==== Exercise materials ====
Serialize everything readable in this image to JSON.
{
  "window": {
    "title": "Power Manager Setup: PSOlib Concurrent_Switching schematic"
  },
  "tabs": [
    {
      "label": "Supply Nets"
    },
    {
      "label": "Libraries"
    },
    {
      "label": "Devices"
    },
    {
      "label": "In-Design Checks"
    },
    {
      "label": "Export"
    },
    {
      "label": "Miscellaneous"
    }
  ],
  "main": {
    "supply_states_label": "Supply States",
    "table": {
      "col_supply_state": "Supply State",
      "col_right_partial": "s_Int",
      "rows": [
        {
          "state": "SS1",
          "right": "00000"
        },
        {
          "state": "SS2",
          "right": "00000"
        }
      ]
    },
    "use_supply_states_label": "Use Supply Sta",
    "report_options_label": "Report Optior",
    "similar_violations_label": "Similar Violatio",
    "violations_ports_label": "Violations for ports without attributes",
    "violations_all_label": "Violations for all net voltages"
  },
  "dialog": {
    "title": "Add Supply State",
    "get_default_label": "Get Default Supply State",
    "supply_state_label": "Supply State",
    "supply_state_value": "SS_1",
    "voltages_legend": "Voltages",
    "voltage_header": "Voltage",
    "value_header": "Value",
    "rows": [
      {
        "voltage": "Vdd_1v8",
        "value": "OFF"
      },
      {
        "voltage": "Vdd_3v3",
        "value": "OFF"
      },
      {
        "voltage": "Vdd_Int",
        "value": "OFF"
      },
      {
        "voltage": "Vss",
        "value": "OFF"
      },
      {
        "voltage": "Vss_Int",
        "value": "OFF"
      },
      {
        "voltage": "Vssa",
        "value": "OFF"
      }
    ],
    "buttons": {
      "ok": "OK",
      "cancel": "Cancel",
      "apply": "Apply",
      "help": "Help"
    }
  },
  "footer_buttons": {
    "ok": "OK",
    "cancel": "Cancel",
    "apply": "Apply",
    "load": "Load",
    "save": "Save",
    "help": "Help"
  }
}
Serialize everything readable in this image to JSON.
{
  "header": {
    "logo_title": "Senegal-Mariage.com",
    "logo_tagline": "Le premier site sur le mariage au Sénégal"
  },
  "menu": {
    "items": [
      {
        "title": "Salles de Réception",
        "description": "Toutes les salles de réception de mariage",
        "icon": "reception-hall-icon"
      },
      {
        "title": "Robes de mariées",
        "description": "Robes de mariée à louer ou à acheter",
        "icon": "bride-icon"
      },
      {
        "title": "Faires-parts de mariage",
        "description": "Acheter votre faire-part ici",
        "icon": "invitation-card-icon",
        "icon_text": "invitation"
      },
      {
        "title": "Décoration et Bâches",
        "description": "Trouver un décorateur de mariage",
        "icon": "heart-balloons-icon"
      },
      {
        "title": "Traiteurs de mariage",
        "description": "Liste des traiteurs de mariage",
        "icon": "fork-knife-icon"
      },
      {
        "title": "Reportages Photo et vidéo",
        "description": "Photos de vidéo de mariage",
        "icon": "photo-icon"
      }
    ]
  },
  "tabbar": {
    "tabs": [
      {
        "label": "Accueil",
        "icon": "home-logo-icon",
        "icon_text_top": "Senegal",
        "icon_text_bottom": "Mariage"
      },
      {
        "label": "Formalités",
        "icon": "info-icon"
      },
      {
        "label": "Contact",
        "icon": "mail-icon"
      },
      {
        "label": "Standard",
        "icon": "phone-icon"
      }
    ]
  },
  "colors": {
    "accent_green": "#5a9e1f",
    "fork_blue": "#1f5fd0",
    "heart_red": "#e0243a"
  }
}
====
• Task brief: Which lines above contain "vidéo"? Show each of them.

• Result below:
        "title": "Reportages Photo et vidéo",
        "description": "Photos de vidéo de mariage",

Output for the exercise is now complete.